··· Material ···

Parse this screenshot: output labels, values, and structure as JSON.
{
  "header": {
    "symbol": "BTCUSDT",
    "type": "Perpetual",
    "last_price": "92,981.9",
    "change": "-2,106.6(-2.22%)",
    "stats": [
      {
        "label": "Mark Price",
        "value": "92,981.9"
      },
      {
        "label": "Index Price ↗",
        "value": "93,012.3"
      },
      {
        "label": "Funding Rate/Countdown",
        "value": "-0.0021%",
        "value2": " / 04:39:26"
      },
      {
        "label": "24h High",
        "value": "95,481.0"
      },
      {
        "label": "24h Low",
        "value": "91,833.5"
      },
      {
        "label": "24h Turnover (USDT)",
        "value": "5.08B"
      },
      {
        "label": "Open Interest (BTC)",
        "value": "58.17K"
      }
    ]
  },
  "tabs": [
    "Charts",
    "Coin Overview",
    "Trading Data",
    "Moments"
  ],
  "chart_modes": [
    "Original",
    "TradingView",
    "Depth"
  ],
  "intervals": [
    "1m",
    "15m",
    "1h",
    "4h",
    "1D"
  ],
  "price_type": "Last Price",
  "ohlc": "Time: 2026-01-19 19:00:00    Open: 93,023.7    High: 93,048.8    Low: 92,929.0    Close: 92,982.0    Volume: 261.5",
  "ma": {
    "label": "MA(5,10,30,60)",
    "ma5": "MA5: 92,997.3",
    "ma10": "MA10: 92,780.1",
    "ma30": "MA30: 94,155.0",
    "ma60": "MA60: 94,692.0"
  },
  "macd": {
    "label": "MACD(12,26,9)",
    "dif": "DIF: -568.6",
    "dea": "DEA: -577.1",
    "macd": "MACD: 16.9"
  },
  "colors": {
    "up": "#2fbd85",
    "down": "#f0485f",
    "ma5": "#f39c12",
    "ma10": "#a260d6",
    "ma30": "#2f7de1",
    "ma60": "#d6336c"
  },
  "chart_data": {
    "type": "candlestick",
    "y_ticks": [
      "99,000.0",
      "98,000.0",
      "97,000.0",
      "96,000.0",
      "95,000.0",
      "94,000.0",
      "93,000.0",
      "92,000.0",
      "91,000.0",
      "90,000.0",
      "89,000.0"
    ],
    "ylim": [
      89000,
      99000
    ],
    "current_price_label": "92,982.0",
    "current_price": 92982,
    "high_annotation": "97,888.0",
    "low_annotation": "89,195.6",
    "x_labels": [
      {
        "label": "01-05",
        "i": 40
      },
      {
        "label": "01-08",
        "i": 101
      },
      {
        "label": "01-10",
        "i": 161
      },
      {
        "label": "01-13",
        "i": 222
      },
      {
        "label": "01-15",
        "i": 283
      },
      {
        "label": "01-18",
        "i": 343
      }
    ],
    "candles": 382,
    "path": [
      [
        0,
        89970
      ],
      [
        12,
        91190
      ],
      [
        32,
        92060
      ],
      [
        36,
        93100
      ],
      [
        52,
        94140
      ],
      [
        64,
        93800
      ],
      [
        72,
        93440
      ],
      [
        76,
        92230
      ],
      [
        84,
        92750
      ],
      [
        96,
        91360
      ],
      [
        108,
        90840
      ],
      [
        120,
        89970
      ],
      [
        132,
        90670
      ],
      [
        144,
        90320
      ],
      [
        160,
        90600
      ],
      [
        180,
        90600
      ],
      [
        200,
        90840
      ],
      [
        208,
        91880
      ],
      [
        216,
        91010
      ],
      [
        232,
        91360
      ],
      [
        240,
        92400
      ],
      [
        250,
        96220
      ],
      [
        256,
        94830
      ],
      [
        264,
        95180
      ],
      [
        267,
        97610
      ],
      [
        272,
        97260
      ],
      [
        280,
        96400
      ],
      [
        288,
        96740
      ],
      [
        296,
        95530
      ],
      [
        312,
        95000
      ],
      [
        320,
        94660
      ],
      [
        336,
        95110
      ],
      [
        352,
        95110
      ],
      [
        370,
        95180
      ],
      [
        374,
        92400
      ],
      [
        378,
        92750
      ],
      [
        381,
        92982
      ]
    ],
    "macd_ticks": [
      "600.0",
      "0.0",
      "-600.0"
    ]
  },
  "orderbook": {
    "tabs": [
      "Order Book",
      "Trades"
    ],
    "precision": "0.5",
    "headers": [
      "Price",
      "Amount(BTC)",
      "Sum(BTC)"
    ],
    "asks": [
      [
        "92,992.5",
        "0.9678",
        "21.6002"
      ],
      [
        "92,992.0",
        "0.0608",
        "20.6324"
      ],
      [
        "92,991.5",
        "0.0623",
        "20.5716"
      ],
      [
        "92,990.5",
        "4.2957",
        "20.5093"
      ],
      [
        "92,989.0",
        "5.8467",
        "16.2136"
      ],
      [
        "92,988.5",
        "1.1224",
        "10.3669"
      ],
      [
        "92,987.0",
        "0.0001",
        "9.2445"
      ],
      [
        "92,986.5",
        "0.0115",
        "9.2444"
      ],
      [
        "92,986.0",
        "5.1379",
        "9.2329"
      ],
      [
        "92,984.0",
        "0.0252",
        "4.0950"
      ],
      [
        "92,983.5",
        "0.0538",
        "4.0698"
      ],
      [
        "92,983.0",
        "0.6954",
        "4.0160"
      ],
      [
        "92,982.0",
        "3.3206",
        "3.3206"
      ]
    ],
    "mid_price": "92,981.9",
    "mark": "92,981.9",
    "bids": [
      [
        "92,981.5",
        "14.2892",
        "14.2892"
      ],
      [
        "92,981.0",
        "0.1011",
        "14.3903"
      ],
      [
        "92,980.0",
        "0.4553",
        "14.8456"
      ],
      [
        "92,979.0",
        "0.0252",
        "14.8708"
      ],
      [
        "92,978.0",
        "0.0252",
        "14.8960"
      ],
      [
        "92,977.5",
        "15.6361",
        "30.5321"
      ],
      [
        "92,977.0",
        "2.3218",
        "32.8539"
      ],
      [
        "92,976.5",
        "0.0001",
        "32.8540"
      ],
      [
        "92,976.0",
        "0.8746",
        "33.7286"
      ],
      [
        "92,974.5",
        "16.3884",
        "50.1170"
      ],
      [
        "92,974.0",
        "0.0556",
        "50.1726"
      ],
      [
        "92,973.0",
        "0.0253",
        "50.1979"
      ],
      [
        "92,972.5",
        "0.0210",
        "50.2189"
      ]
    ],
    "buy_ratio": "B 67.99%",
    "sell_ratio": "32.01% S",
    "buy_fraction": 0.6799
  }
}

···

_What you are asked to do_
Send back all of the entries exactly, with nothing missing.

_Task solution_
Parse this screenshot: output labels, values, and structure as JSON.
{
  "header": {
    "symbol": "BTCUSDT",
    "type": "Perpetual",
    "last_price": "92,981.9",
    "change": "-2,106.6(-2.22%)",
    "stats": [
      {
        "label": "Mark Price",
        "value": "92,981.9"
      },
      {
        "label": "Index Price ↗",
        "value": "93,012.3"
      },
      {
        "label": "Funding Rate/Countdown",
        "value": "-0.0021%",
        "value2": " / 04:39:26"
      },
      {
        "label": "24h High",
        "value": "95,481.0"
      },
      {
        "label": "24h Low",
        "value": "91,833.5"
      },
      {
        "label": "24h Turnover (USDT)",
        "value": "5.08B"
      },
      {
        "label": "Open Interest (BTC)",
        "value": "58.17K"
      }
    ]
  },
  "tabs": [
    "Charts",
    "Coin Overview",
    "Trading Data",
    "Moments"
  ],
  "chart_modes": [
    "Original",
    "TradingView",
    "Depth"
  ],
  "intervals": [
    "1m",
    "15m",
    "1h",
    "4h",
    "1D"
  ],
  "price_type": "Last Price",
  "ohlc": "Time: 2026-01-19 19:00:00    Open: 93,023.7    High: 93,048.8    Low: 92,929.0    Close: 92,982.0    Volume: 261.5",
  "ma": {
    "label": "MA(5,10,30,60)",
    "ma5": "MA5: 92,997.3",
    "ma10": "MA10: 92,780.1",
    "ma30": "MA30: 94,155.0",
    "ma60": "MA60: 94,692.0"
  },
  "macd": {
    "label": "MACD(12,26,9)",
    "dif": "DIF: -568.6",
    "dea": "DEA: -577.1",
    "macd": "MACD: 16.9"
  },
  "colors": {
    "up": "#2fbd85",
    "down": "#f0485f",
    "ma5": "#f39c12",
    "ma10": "#a260d6",
    "ma30": "#2f7de1",
    "ma60": "#d6336c"
  },
  "chart_data": {
    "type": "candlestick",
    "y_ticks": [
      "99,000.0",
      "98,000.0",
      "97,000.0",
      "96,000.0",
      "95,000.0",
      "94,000.0",
      "93,000.0",
      "92,000.0",
      "91,000.0",
      "90,000.0",
      "89,000.0"
    ],
    "ylim": [
      89000,
      99000
    ],
    "current_price_label": "92,982.0",
    "current_price": 92982,
    "high_annotation": "97,888.0",
    "low_annotation": "89,195.6",
    "x_labels": [
      {
        "label": "01-05",
        "i": 40
      },
      {
        "label": "01-08",
        "i": 101
      },
      {
        "label": "01-10",
        "i": 161
      },
      {
        "label": "01-13",
        "i": 222
      },
      {
        "label": "01-15",
        "i": 283
      },
      {
        "label": "01-18",
        "i": 343
      }
    ],
    "candles": 382,
    "path": [
      [
        0,
        89970
      ],
      [
        12,
        91190
      ],
      [
        32,
        92060
      ],
      [
        36,
        93100
      ],
      [
        52,
        94140
      ],
      [
        64,
        93800
      ],
      [
        72,
        93440
      ],
      [
        76,
        92230
      ],
      [
        84,
        92750
      ],
      [
        96,
        91360
      ],
      [
        108,
        90840
      ],
      [
        120,
        89970
      ],
      [
        132,
        90670
      ],
      [
        144,
        90320
      ],
      [
        160,
        90600
      ],
      [
        180,
        90600
      ],
      [
        200,
        90840
      ],
      [
        208,
        91880
      ],
      [
        216,
        91010
      ],
      [
        232,
        91360
      ],
      [
        240,
        92400
      ],
      [
        250,
        96220
      ],
      [
        256,
        94830
      ],
      [
        264,
        95180
      ],
      [
        267,
        97610
      ],
      [
        272,
        97260
      ],
      [
        280,
        96400
      ],
      [
        288,
        96740
      ],
      [
        296,
        95530
      ],
      [
        312,
        95000
      ],
      [
        320,
        94660
      ],
      [
        336,
        95110
      ],
      [
        352,
        95110
      ],
      [
        370,
        95180
      ],
      [
        374,
        92400
      ],
      [
        378,
        92750
      ],
      [
        381,
        92982
      ]
    ],
    "macd_ticks": [
      "600.0",
      "0.0",
      "-600.0"
    ]
  },
  "orderbook": {
    "tabs": [
      "Order Book",
      "Trades"
    ],
    "precision": "0.5",
    "headers": [
      "Price",
      "Amount(BTC)",
      "Sum(BTC)"
    ],
    "asks": [
      [
        "92,992.5",
        "0.9678",
        "21.6002"
      ],
      [
        "92,992.0",
        "0.0608",
        "20.6324"
      ],
      [
        "92,991.5",
        "0.0623",
        "20.5716"
      ],
      [
        "92,990.5",
        "4.2957",
        "20.5093"
      ],
      [
        "92,989.0",
        "5.8467",
        "16.2136"
      ],
      [
        "92,988.5",
        "1.1224",
        "10.3669"
      ],
      [
        "92,987.0",
        "0.0001",
        "9.2445"
      ],
      [
        "92,986.5",
        "0.0115",
        "9.2444"
      ],
      [
        "92,986.0",
        "5.1379",
        "9.2329"
      ],
      [
        "92,984.0",
        "0.0252",
        "4.0950"
      ],
      [
        "92,983.5",
        "0.0538",
        "4.0698"
      ],
      [
        "92,983.0",
        "0.6954",
        "4.0160"
      ],
      [
        "92,982.0",
        "3.3206",
        "3.3206"
      ]
    ],
    "mid_price": "92,981.9",
    "mark": "92,981.9",
    "bids": [
      [
        "92,981.5",
        "14.2892",
        "14.2892"
      ],
      [
        "92,981.0",
        "0.1011",
        "14.3903"
      ],
      [
        "92,980.0",
        "0.4553",
        "14.8456"
      ],
      [
        "92,979.0",
        "0.0252",
        "14.8708"
      ],
      [
        "92,978.0",
        "0.0252",
        "14.8960"
      ],
      [
        "92,977.5",
        "15.6361",
        "30.5321"
      ],
      [
        "92,977.0",
        "2.3218",
        "32.8539"
      ],
      [
        "92,976.5",
        "0.0001",
        "32.8540"
      ],
      [
        "92,976.0",
        "0.8746",
        "33.7286"
      ],
      [
        "92,974.5",
        "16.3884",
        "50.1170"
      ],
      [
        "92,974.0",
        "0.0556",
        "50.1726"
      ],
      [
        "92,973.0",
        "0.0253",
        "50.1979"
      ],
      [
        "92,972.5",
        "0.0210",
        "50.2189"
      ]
    ],
    "buy_ratio": "B 67.99%",
    "sell_ratio": "32.01% S",
    "buy_fraction": 0.6799
  }
}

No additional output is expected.